→ **REQUIREMENTS**
Copy out the entries in full and with complete accuracy; pictures are excluded.

→ **EXERCISE MATERIAL**
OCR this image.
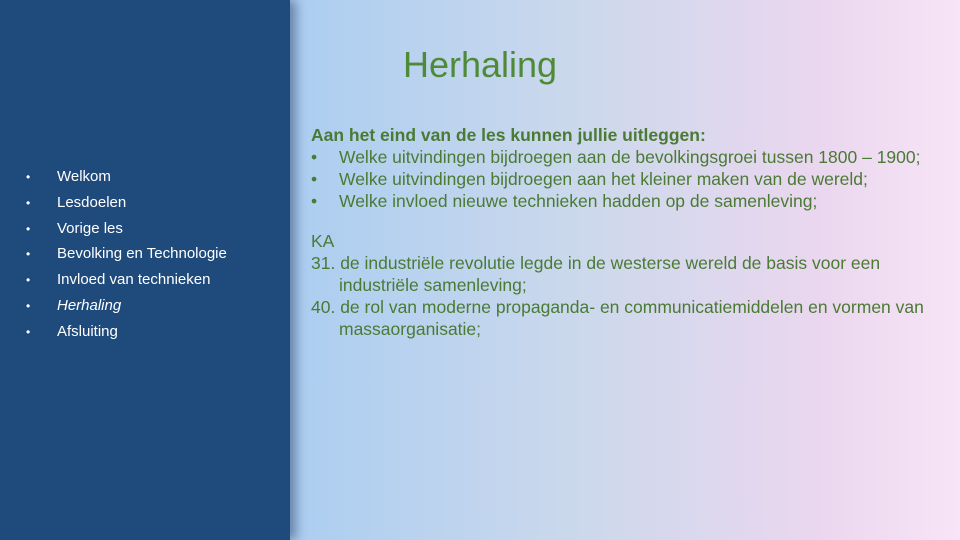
• Welkom
• Lesdoelen
• Vorige les
• Bevolking en Technologie
• Invloed van technieken
• Herhaling
• Afsluiting
Herhaling

Aan het eind van de les kunnen jullie uitleggen:

• Welke uitvindingen bijdroegen aan de bevolkingsgroei tussen 1800 – 1900;
• Welke uitvindingen bijdroegen aan het kleiner maken van de wereld;
• Welke invloed nieuwe technieken hadden op de samenleving;
KA
31. de industriële revolutie legde in de westerse wereld de basis voor een industriële samenleving;
40. de rol van moderne propaganda- en communicatiemiddelen en vormen van massaorganisatie;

→ **COMPLETE ANSWER**
OCR this image.
• Welkom
• Lesdoelen
• Vorige les
• Bevolking en Technologie
• Invloed van technieken
• Herhaling
• Afsluiting
Herhaling

Aan het eind van de les kunnen jullie uitleggen:

• Welke uitvindingen bijdroegen aan de bevolkingsgroei tussen 1800 – 1900;
• Welke uitvindingen bijdroegen aan het kleiner maken van de wereld;
• Welke invloed nieuwe technieken hadden op de samenleving;
KA
31. de industriële revolutie legde in de westerse wereld de basis voor een industriële samenleving;
40. de rol van moderne propaganda- en communicatiemiddelen en vormen van massaorganisatie;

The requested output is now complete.